◆ **DIRECTIVE**
Extract the lines between the ones holding "line-number: 5 <box>889 347 903 373</box>" and "tree-item-tmp[interactable]: tmp <box>81", inclusive, and reproduce them with no changes.

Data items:
::::
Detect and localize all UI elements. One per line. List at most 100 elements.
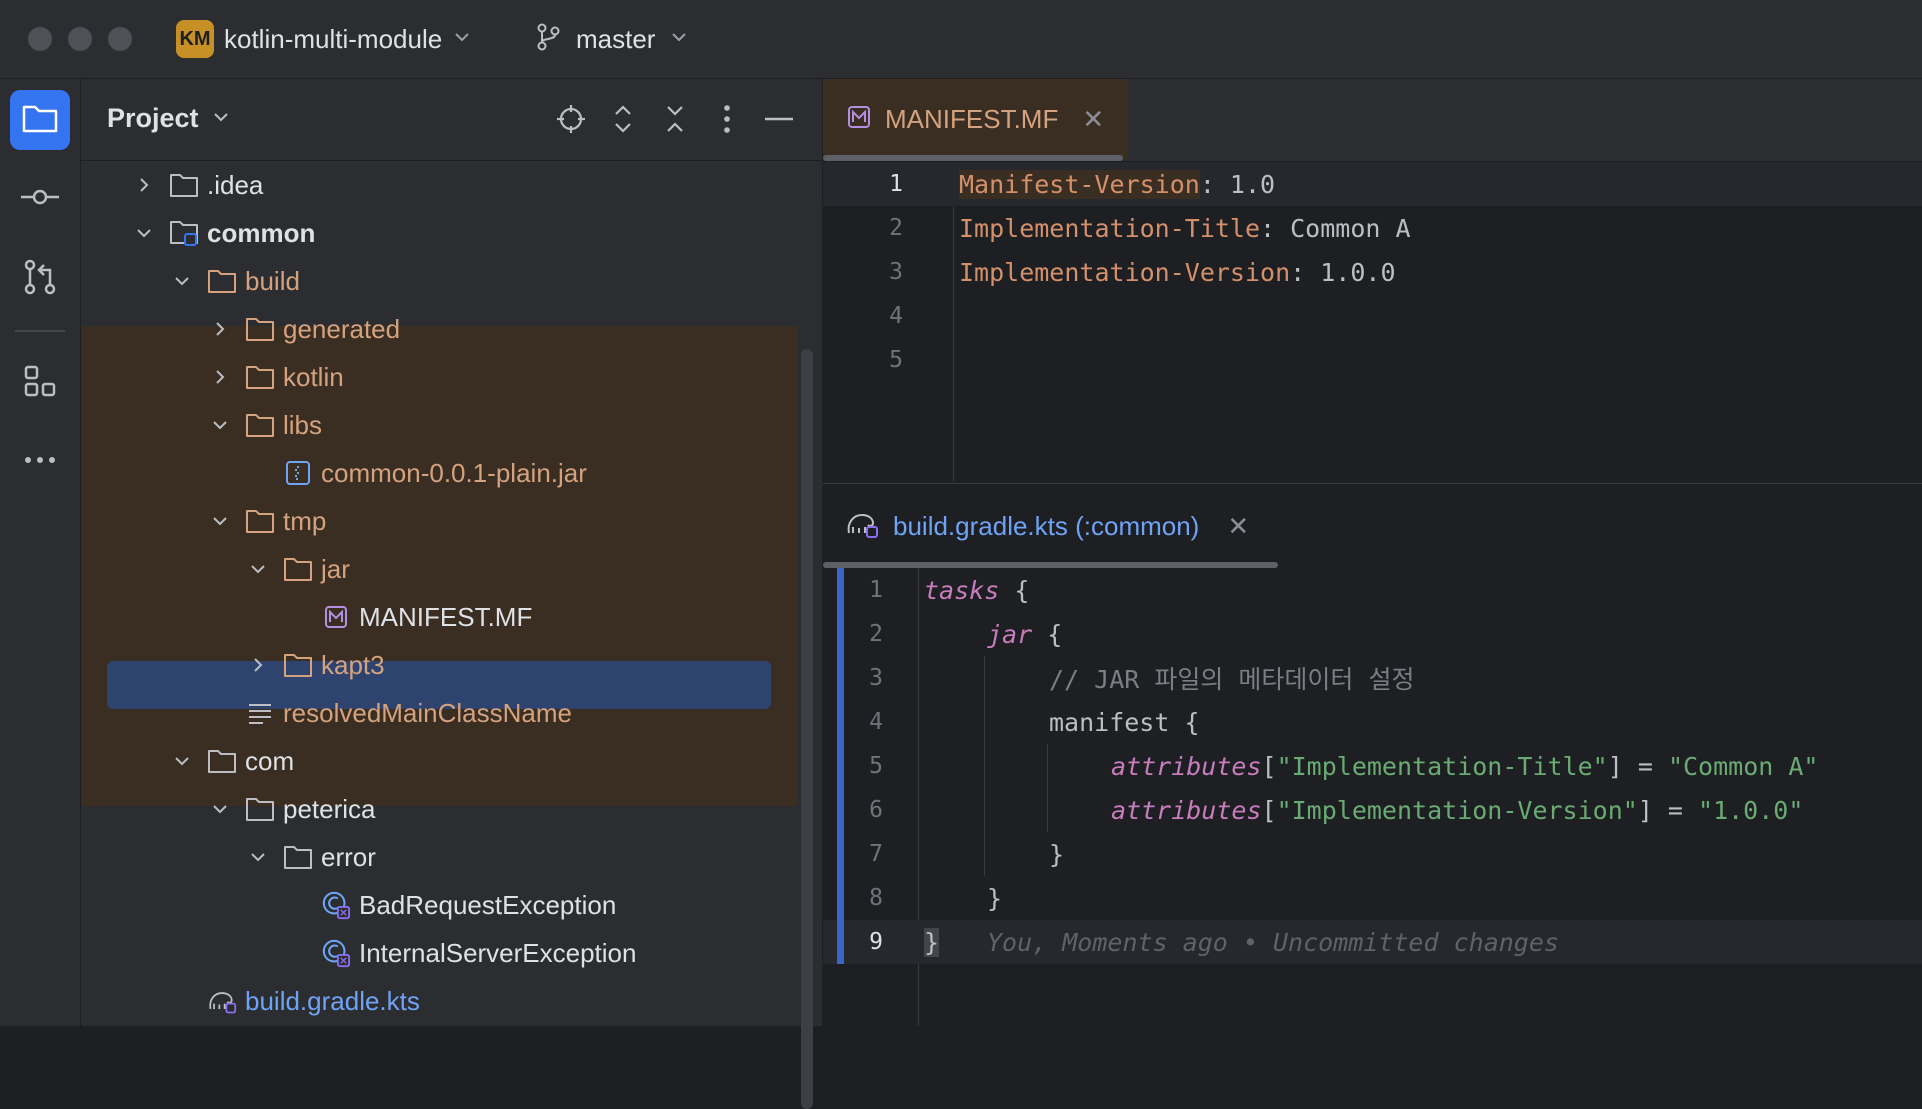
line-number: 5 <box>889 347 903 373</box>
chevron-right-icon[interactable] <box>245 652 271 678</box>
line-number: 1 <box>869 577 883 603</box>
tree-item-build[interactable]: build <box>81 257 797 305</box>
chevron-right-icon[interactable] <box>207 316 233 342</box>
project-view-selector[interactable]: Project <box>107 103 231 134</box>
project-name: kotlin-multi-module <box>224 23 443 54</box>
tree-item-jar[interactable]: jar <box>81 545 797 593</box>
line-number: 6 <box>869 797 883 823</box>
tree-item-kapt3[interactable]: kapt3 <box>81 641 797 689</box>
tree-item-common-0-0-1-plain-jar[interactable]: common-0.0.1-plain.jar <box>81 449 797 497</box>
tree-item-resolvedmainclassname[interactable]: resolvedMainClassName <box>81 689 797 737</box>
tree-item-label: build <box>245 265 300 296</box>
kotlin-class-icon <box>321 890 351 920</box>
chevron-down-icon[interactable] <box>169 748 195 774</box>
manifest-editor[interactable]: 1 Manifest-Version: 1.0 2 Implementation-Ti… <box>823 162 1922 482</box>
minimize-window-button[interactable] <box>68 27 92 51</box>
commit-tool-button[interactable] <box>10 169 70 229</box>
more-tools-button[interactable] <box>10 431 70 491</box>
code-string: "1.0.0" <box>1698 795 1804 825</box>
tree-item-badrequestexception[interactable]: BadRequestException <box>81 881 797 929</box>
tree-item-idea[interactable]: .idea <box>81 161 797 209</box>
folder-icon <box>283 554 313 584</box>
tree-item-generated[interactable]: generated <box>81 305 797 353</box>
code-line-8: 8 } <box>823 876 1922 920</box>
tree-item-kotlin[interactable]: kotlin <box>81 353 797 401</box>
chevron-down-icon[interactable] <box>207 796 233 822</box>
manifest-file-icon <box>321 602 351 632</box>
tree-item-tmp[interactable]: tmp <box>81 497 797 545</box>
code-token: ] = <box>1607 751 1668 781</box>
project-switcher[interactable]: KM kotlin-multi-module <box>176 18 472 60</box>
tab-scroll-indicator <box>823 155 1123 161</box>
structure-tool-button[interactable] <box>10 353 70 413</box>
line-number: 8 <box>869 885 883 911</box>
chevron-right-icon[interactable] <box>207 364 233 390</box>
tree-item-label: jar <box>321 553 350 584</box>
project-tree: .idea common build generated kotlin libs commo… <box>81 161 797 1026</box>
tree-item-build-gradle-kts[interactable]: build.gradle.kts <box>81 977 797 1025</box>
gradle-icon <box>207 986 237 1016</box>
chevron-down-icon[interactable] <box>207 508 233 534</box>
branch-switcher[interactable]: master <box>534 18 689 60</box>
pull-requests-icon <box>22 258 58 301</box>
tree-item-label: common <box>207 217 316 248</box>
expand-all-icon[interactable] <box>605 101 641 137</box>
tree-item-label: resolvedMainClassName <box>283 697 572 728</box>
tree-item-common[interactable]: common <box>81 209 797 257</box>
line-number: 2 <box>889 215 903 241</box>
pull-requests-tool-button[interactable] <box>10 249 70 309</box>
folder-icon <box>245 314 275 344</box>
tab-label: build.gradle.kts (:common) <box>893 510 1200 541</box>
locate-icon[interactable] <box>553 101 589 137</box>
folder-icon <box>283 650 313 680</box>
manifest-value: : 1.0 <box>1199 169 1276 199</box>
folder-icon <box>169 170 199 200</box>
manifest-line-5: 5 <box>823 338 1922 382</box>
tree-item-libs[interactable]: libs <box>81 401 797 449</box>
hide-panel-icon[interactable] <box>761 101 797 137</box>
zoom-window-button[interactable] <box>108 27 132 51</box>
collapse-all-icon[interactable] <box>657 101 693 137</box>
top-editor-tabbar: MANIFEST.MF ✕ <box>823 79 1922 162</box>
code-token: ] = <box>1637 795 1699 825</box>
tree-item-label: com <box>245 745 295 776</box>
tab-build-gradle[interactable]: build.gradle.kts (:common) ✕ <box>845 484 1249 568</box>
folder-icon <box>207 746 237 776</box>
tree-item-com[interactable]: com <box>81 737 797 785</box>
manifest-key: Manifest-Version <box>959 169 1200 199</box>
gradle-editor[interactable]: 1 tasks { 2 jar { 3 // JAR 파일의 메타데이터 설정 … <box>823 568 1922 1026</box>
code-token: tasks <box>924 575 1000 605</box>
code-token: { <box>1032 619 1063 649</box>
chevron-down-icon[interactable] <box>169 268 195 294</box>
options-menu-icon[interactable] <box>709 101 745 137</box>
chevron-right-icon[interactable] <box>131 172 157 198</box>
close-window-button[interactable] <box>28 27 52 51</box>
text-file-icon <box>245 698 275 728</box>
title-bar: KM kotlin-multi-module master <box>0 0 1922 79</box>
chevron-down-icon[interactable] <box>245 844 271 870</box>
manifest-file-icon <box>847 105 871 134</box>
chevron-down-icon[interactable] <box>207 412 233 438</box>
::::
◆ **SOLUTION**
line-number: 5 <box>889 347 903 373</box>
chevron-right-icon[interactable] <box>245 652 271 678</box>
line-number: 1 <box>869 577 883 603</box>
tree-item-build[interactable]: build <box>81 257 797 305</box>
chevron-right-icon[interactable] <box>207 316 233 342</box>
project-view-selector[interactable]: Project <box>107 103 231 134</box>
project-name: kotlin-multi-module <box>224 23 443 54</box>
tree-item-jar[interactable]: jar <box>81 545 797 593</box>
line-number: 6 <box>869 797 883 823</box>
tree-item-kapt3[interactable]: kapt3 <box>81 641 797 689</box>
tree-item-common-0-0-1-plain-jar[interactable]: common-0.0.1-plain.jar <box>81 449 797 497</box>
tree-item-resolvedmainclassname[interactable]: resolvedMainClassName <box>81 689 797 737</box>
tree-item-label: build <box>245 265 300 296</box>
kotlin-class-icon <box>321 890 351 920</box>
chevron-down-icon[interactable] <box>169 748 195 774</box>
manifest-editor[interactable]: 1 Manifest-Version: 1.0 2 Implementation-Ti… <box>823 162 1922 482</box>
minimize-window-button[interactable] <box>68 27 92 51</box>
commit-tool-button[interactable] <box>10 169 70 229</box>
more-tools-button[interactable] <box>10 431 70 491</box>
code-string: "1.0.0" <box>1698 795 1804 825</box>
tree-item-badrequestexception[interactable]: BadRequestException <box>81 881 797 929</box>
tree-item-idea[interactable]: .idea <box>81 161 797 209</box>
folder-icon <box>283 554 313 584</box>
tree-item-generated[interactable]: generated <box>81 305 797 353</box>
code-line-8: 8 } <box>823 876 1922 920</box>
tree-item-kotlin[interactable]: kotlin <box>81 353 797 401</box>
chevron-down-icon[interactable] <box>207 796 233 822</box>
manifest-file-icon <box>321 602 351 632</box>
tree-item-tmp[interactable]: tmp <box>81 497 797 545</box>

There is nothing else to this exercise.